(WORK ORDER) Say how many of the lines below hold "effective", writing the number and nothing more.

=-=-=

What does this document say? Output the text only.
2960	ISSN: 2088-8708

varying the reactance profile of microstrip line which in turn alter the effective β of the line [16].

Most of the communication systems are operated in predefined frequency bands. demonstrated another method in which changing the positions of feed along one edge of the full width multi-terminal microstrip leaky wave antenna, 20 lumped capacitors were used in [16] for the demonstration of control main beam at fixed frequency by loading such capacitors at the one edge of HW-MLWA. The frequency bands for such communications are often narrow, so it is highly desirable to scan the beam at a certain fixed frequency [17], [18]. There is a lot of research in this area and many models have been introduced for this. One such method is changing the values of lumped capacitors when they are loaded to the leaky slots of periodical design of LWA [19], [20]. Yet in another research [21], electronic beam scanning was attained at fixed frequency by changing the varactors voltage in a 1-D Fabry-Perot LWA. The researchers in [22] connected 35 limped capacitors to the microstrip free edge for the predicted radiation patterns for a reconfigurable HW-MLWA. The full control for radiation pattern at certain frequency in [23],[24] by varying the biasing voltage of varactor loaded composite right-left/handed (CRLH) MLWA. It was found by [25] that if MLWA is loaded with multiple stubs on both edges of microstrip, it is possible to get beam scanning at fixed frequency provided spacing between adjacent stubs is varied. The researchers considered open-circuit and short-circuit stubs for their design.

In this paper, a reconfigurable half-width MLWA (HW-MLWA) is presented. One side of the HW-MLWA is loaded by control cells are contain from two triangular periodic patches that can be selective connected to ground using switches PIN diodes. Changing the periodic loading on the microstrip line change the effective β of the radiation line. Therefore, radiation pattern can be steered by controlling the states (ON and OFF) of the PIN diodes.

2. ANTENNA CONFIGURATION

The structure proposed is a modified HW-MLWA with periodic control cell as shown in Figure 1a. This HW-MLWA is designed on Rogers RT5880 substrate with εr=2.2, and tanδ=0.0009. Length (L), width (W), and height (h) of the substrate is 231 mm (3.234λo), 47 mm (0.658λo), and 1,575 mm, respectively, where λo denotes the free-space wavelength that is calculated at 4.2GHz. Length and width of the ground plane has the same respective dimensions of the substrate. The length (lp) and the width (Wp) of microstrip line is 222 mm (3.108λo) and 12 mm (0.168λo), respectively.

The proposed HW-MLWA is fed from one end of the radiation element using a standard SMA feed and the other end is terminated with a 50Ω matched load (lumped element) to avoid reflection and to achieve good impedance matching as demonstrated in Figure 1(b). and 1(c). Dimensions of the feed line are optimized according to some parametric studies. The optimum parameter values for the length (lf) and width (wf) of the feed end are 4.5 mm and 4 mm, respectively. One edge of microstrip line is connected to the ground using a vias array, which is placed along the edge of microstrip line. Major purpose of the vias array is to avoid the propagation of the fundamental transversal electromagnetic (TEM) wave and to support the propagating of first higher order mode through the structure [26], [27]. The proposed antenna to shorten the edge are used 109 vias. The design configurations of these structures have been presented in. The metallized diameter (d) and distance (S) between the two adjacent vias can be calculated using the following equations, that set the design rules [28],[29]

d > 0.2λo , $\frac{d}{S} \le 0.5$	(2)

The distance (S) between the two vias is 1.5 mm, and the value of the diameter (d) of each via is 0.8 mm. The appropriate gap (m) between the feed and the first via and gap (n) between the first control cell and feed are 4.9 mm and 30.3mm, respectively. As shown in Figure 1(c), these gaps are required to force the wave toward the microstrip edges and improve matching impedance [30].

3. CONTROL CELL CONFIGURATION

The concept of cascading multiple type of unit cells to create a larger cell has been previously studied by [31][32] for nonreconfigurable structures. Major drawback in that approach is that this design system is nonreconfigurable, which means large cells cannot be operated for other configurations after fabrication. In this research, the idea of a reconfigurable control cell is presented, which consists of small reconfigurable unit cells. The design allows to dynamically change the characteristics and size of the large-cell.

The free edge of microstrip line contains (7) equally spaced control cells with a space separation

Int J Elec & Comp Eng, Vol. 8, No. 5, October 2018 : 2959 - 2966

=-=-=

(WRITTEN RESPONSE) 2